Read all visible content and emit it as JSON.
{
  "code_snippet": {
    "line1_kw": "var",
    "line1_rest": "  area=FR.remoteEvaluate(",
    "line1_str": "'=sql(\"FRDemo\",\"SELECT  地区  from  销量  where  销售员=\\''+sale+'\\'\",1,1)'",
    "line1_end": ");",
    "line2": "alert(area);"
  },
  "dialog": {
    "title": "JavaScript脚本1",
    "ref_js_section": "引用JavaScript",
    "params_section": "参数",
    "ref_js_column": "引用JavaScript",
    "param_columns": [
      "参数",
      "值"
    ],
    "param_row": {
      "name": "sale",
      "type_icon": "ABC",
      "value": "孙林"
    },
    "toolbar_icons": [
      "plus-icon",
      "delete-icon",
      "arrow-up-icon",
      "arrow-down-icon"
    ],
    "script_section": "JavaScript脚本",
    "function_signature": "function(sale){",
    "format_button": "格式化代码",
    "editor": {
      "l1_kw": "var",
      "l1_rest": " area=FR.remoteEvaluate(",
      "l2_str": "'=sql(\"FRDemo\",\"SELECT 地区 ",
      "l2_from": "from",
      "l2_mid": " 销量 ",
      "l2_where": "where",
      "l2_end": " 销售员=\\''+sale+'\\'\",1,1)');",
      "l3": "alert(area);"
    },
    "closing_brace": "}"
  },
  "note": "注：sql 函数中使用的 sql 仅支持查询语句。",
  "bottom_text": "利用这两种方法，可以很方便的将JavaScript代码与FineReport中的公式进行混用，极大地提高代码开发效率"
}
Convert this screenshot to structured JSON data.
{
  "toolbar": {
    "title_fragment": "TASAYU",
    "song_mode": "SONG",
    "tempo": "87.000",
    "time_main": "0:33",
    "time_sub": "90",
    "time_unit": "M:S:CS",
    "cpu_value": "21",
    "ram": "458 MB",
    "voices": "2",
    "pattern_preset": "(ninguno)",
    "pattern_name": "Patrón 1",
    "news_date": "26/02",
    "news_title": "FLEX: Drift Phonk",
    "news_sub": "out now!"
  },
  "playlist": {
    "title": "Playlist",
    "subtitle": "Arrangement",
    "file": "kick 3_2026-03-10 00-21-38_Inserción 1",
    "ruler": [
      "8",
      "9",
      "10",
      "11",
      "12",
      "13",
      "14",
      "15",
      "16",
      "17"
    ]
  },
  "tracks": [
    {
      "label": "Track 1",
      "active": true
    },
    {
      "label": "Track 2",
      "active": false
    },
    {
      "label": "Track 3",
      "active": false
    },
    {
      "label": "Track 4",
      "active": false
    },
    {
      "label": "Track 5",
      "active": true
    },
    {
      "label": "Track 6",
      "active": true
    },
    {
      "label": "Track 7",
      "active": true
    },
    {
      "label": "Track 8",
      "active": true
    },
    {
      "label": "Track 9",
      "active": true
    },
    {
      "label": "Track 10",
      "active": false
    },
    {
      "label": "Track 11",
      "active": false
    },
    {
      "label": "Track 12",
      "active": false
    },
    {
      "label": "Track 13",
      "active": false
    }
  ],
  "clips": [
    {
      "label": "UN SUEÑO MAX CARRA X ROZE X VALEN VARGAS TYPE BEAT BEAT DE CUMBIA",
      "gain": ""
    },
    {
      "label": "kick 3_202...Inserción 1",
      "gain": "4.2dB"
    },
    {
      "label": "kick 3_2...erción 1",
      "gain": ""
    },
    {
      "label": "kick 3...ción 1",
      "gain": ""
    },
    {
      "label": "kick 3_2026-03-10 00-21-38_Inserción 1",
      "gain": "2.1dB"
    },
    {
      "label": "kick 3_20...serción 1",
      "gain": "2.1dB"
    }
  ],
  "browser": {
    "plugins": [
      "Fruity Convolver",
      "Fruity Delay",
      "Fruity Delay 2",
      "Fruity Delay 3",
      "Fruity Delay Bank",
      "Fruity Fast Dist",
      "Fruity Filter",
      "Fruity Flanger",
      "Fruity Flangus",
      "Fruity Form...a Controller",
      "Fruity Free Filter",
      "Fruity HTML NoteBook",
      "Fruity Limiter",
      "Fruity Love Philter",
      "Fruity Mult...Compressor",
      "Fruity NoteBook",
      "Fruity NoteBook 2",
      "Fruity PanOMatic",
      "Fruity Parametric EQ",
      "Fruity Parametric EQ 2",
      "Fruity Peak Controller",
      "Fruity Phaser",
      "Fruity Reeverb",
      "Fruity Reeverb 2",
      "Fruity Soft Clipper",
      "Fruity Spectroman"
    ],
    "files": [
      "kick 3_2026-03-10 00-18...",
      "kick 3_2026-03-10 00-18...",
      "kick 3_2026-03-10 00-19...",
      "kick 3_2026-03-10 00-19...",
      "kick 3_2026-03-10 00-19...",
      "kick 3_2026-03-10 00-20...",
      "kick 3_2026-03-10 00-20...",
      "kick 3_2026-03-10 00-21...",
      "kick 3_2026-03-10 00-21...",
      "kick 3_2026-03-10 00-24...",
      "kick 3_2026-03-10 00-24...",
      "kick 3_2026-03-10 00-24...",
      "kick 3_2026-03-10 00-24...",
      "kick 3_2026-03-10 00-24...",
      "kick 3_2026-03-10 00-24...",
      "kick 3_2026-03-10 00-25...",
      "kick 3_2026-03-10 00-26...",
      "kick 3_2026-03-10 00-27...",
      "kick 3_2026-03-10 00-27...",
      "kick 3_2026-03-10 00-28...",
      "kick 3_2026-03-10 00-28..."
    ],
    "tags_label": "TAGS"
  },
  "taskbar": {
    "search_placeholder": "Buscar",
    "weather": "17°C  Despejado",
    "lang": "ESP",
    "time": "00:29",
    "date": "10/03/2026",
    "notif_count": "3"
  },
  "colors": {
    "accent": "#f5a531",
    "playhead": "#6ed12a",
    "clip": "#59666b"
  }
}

WORK TO DO:
Search the entries for the word "area", then gather every line that has it.

EXPECTED OUTPUT:
    "line1_rest": "  area=FR.remoteEvaluate(",
    "line2": "alert(area);"
      "l1_rest": " area=FR.remoteEvaluate(",
      "l3": "alert(area);"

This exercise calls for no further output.